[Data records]
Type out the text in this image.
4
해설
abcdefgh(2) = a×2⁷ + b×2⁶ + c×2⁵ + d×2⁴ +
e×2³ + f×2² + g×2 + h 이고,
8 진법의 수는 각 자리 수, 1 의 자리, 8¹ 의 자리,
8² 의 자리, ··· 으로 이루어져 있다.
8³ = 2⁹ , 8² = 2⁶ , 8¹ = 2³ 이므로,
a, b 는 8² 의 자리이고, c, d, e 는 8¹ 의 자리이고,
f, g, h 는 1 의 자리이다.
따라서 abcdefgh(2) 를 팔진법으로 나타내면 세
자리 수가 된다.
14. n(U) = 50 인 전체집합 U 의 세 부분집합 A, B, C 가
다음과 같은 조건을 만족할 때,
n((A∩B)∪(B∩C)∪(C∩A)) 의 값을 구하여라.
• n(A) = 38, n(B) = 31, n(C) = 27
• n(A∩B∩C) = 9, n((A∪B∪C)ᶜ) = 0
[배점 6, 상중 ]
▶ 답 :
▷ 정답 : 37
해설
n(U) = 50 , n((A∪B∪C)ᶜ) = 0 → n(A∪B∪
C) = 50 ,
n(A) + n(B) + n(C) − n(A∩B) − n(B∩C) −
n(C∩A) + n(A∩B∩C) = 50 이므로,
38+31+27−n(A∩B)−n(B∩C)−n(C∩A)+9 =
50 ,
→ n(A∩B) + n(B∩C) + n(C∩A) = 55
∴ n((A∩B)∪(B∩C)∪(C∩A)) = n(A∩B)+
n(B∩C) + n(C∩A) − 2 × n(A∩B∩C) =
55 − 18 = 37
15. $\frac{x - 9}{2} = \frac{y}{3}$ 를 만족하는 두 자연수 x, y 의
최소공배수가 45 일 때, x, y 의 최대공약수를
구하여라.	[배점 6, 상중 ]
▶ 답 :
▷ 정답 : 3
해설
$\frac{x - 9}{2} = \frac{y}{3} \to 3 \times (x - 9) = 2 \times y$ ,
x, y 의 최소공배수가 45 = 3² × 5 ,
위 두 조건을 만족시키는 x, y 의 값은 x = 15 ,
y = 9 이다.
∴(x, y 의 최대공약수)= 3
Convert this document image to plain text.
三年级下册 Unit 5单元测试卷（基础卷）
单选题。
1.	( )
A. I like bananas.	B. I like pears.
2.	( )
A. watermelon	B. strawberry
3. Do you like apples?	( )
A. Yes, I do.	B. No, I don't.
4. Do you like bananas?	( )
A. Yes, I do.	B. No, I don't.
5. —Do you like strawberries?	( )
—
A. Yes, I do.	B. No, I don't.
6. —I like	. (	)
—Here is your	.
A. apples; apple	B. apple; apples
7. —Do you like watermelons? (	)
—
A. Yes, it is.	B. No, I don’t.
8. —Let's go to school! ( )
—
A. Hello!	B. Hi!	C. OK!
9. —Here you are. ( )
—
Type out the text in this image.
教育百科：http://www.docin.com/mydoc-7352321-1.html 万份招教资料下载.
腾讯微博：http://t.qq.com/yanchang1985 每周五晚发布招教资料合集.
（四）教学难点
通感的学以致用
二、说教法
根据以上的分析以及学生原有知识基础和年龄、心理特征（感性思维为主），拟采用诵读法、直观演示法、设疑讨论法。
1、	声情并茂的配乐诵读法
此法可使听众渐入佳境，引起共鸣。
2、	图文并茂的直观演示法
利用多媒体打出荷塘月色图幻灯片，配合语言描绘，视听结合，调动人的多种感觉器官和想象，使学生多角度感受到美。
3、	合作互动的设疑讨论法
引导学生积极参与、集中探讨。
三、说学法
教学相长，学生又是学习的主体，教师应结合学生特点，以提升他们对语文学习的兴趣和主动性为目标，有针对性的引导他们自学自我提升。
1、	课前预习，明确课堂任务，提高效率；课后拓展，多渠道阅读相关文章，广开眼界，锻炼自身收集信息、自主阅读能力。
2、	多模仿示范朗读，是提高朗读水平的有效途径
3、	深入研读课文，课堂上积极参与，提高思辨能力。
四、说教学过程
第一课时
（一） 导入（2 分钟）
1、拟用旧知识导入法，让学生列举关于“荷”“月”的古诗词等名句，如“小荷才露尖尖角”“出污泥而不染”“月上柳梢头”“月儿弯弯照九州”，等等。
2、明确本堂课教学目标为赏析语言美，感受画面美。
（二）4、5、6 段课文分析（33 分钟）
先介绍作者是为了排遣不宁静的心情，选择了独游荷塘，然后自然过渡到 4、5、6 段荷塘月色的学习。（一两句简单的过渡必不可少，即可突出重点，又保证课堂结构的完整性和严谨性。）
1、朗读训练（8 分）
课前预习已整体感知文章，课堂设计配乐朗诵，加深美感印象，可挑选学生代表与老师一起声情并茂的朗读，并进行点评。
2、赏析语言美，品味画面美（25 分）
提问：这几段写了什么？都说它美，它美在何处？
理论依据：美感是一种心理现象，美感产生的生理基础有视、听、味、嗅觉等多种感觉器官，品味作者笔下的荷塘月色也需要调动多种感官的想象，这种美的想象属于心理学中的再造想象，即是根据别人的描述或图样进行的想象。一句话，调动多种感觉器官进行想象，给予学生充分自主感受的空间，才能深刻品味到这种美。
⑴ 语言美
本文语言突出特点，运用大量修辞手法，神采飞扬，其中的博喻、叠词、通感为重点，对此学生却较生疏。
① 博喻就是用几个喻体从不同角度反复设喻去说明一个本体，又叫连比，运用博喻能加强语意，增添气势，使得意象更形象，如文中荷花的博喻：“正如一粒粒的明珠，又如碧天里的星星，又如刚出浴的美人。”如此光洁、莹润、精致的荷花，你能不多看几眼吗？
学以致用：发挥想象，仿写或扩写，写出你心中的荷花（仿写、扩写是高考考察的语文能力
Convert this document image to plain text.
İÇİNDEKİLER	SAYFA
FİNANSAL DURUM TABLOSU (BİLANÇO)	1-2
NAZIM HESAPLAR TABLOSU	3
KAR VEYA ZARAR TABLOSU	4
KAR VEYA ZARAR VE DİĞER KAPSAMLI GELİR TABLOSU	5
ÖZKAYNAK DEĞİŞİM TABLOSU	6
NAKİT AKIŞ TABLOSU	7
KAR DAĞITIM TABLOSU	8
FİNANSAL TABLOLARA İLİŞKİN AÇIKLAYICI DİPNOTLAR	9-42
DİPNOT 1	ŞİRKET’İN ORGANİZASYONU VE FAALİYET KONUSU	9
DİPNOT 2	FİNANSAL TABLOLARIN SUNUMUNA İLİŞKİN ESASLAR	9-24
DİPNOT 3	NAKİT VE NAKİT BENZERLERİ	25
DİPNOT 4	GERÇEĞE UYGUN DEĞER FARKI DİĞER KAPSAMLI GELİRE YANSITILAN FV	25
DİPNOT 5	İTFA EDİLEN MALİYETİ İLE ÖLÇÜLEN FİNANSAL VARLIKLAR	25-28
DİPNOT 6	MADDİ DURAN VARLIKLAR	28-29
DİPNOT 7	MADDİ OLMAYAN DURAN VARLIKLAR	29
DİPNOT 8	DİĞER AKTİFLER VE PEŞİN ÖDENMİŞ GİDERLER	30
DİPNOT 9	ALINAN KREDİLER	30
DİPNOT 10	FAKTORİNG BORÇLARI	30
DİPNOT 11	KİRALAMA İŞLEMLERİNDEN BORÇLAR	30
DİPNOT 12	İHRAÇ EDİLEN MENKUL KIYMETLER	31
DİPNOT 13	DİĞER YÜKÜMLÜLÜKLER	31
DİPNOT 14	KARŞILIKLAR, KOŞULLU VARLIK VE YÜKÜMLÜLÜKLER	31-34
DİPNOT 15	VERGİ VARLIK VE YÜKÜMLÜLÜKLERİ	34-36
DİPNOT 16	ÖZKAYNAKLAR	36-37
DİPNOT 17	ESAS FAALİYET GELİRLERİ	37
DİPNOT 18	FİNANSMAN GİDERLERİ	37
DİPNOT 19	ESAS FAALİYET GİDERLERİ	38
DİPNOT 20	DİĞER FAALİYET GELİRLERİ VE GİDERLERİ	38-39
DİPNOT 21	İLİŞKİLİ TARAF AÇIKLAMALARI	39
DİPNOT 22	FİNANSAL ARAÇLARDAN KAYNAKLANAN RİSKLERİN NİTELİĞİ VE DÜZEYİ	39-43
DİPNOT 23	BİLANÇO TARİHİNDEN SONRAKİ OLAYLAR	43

> [Task details]
Tell how many lines of the material above hold "KAPSAMLI", answering with a bare number.

> [Completed task]
2